Start of Records shown
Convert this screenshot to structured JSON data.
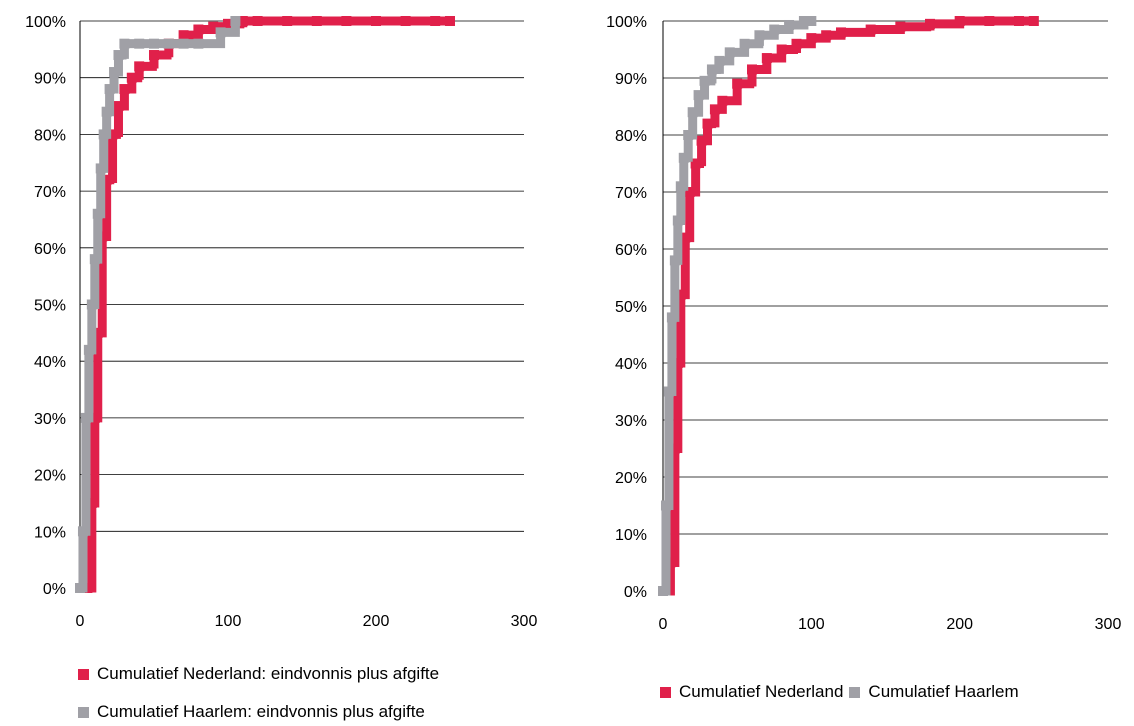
{
  "chart_data": [
    {
      "type": "line",
      "title": "",
      "xlabel": "",
      "ylabel": "",
      "xlim": [
        0,
        300
      ],
      "ylim": [
        0,
        100
      ],
      "x_ticks": [
        "0",
        "100",
        "200",
        "300"
      ],
      "y_ticks": [
        "0%",
        "10%",
        "20%",
        "30%",
        "40%",
        "50%",
        "60%",
        "70%",
        "80%",
        "90%",
        "100%"
      ],
      "grid": "horizontal",
      "legend_position": "bottom-stacked",
      "series": [
        {
          "name": "Cumulatief Nederland: eindvonnis plus afgifte",
          "color": "#e0204a",
          "x": [
            0,
            5,
            8,
            10,
            12,
            15,
            18,
            22,
            26,
            30,
            35,
            40,
            50,
            60,
            70,
            80,
            90,
            100,
            110,
            120,
            140,
            160,
            180,
            200,
            220,
            240,
            250
          ],
          "y": [
            0,
            0,
            15,
            30,
            45,
            62,
            72,
            80,
            85,
            88,
            90,
            92,
            94,
            96,
            97.5,
            98.5,
            99,
            99.5,
            100,
            100,
            100,
            100,
            100,
            100,
            100,
            100,
            100
          ]
        },
        {
          "name": "Cumulatief Haarlem: eindvonnis plus afgifte",
          "color": "#a0a0a6",
          "x": [
            0,
            2,
            4,
            6,
            8,
            10,
            12,
            14,
            16,
            18,
            20,
            23,
            26,
            30,
            40,
            50,
            60,
            70,
            80,
            95,
            105
          ],
          "y": [
            0,
            10,
            30,
            42,
            50,
            58,
            66,
            74,
            80,
            84,
            88,
            91,
            94,
            96,
            96,
            96,
            96,
            96,
            96,
            98,
            100
          ]
        }
      ]
    },
    {
      "type": "line",
      "title": "",
      "xlabel": "",
      "ylabel": "",
      "xlim": [
        0,
        300
      ],
      "ylim": [
        0,
        100
      ],
      "x_ticks": [
        "0",
        "100",
        "200",
        "300"
      ],
      "y_ticks": [
        "0%",
        "10%",
        "20%",
        "30%",
        "40%",
        "50%",
        "60%",
        "70%",
        "80%",
        "90%",
        "100%"
      ],
      "grid": "horizontal",
      "legend_position": "bottom",
      "series": [
        {
          "name": "Cumulatief Nederland",
          "color": "#e0204a",
          "x": [
            0,
            5,
            8,
            10,
            12,
            15,
            18,
            22,
            26,
            30,
            35,
            40,
            50,
            60,
            70,
            80,
            90,
            100,
            110,
            120,
            140,
            160,
            180,
            200,
            220,
            240,
            250
          ],
          "y": [
            0,
            5,
            25,
            40,
            52,
            62,
            70,
            75,
            79,
            82,
            84.5,
            86,
            89,
            91.5,
            93.5,
            95,
            96,
            97,
            97.5,
            98,
            98.5,
            99,
            99.5,
            100,
            100,
            100,
            100
          ]
        },
        {
          "name": "Cumulatief Haarlem",
          "color": "#a0a0a6",
          "x": [
            0,
            2,
            4,
            6,
            8,
            10,
            12,
            14,
            17,
            20,
            24,
            28,
            33,
            38,
            45,
            55,
            65,
            75,
            85,
            95,
            100
          ],
          "y": [
            0,
            15,
            35,
            48,
            58,
            65,
            71,
            76,
            80,
            84,
            87,
            89.5,
            91.5,
            93,
            94.5,
            96,
            97.5,
            98.5,
            99.3,
            100,
            100
          ]
        }
      ]
    }
  ],
  "legends": [
    {
      "items": [
        "Cumulatief Nederland: eindvonnis plus afgifte",
        "Cumulatief Haarlem: eindvonnis plus afgifte"
      ]
    },
    {
      "items": [
        "Cumulatief Nederland",
        "Cumulatief Haarlem"
      ]
    }
  ]
}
End of Records shown
- _Given instruction_
Except for the pictures, reproduce every line exactly.

- _Output of the exercise_
Convert this screenshot to structured JSON data.
{
  "chart_data": [
    {
      "type": "line",
      "title": "",
      "xlabel": "",
      "ylabel": "",
      "xlim": [
        0,
        300
      ],
      "ylim": [
        0,
        100
      ],
      "x_ticks": [
        "0",
        "100",
        "200",
        "300"
      ],
      "y_ticks": [
        "0%",
        "10%",
        "20%",
        "30%",
        "40%",
        "50%",
        "60%",
        "70%",
        "80%",
        "90%",
        "100%"
      ],
      "grid": "horizontal",
      "legend_position": "bottom-stacked",
      "series": [
        {
          "name": "Cumulatief Nederland: eindvonnis plus afgifte",
          "color": "#e0204a",
          "x": [
            0,
            5,
            8,
            10,
            12,
            15,
            18,
            22,
            26,
            30,
            35,
            40,
            50,
            60,
            70,
            80,
            90,
            100,
            110,
            120,
            140,
            160,
            180,
            200,
            220,
            240,
            250
          ],
          "y": [
            0,
            0,
            15,
            30,
            45,
            62,
            72,
            80,
            85,
            88,
            90,
            92,
            94,
            96,
            97.5,
            98.5,
            99,
            99.5,
            100,
            100,
            100,
            100,
            100,
            100,
            100,
            100,
            100
          ]
        },
        {
          "name": "Cumulatief Haarlem: eindvonnis plus afgifte",
          "color": "#a0a0a6",
          "x": [
            0,
            2,
            4,
            6,
            8,
            10,
            12,
            14,
            16,
            18,
            20,
            23,
            26,
            30,
            40,
            50,
            60,
            70,
            80,
            95,
            105
          ],
          "y": [
            0,
            10,
            30,
            42,
            50,
            58,
            66,
            74,
            80,
            84,
            88,
            91,
            94,
            96,
            96,
            96,
            96,
            96,
            96,
            98,
            100
          ]
        }
      ]
    },
    {
      "type": "line",
      "title": "",
      "xlabel": "",
      "ylabel": "",
      "xlim": [
        0,
        300
      ],
      "ylim": [
        0,
        100
      ],
      "x_ticks": [
        "0",
        "100",
        "200",
        "300"
      ],
      "y_ticks": [
        "0%",
        "10%",
        "20%",
        "30%",
        "40%",
        "50%",
        "60%",
        "70%",
        "80%",
        "90%",
        "100%"
      ],
      "grid": "horizontal",
      "legend_position": "bottom",
      "series": [
        {
          "name": "Cumulatief Nederland",
          "color": "#e0204a",
          "x": [
            0,
            5,
            8,
            10,
            12,
            15,
            18,
            22,
            26,
            30,
            35,
            40,
            50,
            60,
            70,
            80,
            90,
            100,
            110,
            120,
            140,
            160,
            180,
            200,
            220,
            240,
            250
          ],
          "y": [
            0,
            5,
            25,
            40,
            52,
            62,
            70,
            75,
            79,
            82,
            84.5,
            86,
            89,
            91.5,
            93.5,
            95,
            96,
            97,
            97.5,
            98,
            98.5,
            99,
            99.5,
            100,
            100,
            100,
            100
          ]
        },
        {
          "name": "Cumulatief Haarlem",
          "color": "#a0a0a6",
          "x": [
            0,
            2,
            4,
            6,
            8,
            10,
            12,
            14,
            17,
            20,
            24,
            28,
            33,
            38,
            45,
            55,
            65,
            75,
            85,
            95,
            100
          ],
          "y": [
            0,
            15,
            35,
            48,
            58,
            65,
            71,
            76,
            80,
            84,
            87,
            89.5,
            91.5,
            93,
            94.5,
            96,
            97.5,
            98.5,
            99.3,
            100,
            100
          ]
        }
      ]
    }
  ],
  "legends": [
    {
      "items": [
        "Cumulatief Nederland: eindvonnis plus afgifte",
        "Cumulatief Haarlem: eindvonnis plus afgifte"
      ]
    },
    {
      "items": [
        "Cumulatief Nederland",
        "Cumulatief Haarlem"
      ]
    }
  ]
}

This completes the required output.